CHALLENGE
Check each line of the listing, and copy it if it contains the word "text".

* Start *

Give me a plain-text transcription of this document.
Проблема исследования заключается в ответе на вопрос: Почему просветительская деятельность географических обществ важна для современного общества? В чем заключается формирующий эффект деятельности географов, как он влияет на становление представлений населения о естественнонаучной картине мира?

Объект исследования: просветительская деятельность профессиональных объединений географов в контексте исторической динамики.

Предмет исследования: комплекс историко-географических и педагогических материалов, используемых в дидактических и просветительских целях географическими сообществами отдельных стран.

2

* End *
* Start *

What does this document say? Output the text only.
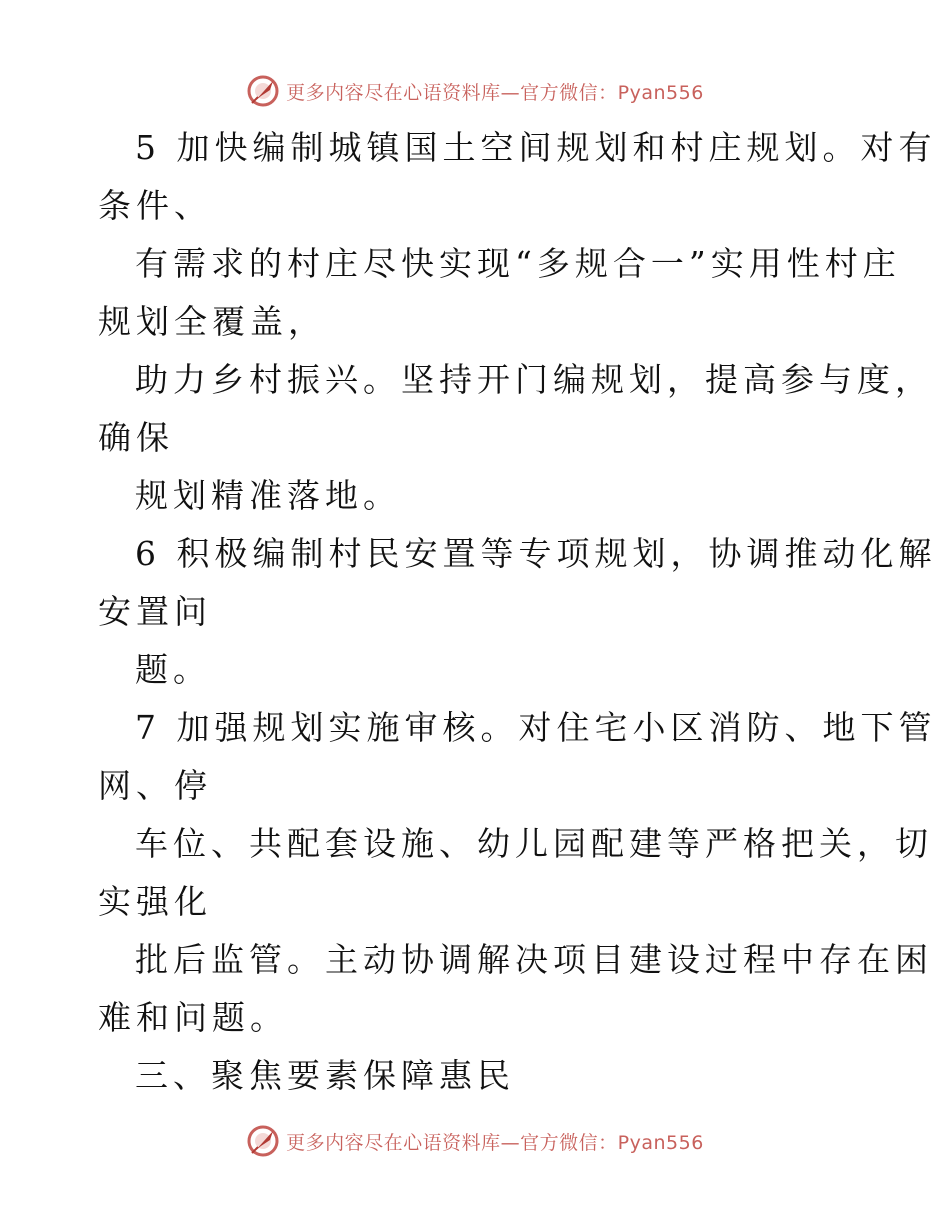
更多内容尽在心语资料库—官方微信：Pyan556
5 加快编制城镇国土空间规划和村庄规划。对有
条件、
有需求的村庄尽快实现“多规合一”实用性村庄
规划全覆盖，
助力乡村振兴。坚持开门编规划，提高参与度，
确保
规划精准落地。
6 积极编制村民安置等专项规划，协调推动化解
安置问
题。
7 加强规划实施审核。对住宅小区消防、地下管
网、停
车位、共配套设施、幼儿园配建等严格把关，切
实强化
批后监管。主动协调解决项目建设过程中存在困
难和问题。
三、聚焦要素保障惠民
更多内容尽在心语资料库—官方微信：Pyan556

* End *

FINAL RESULT
Give me a plain-text transcription of this document.
What does this document say? Output the text only.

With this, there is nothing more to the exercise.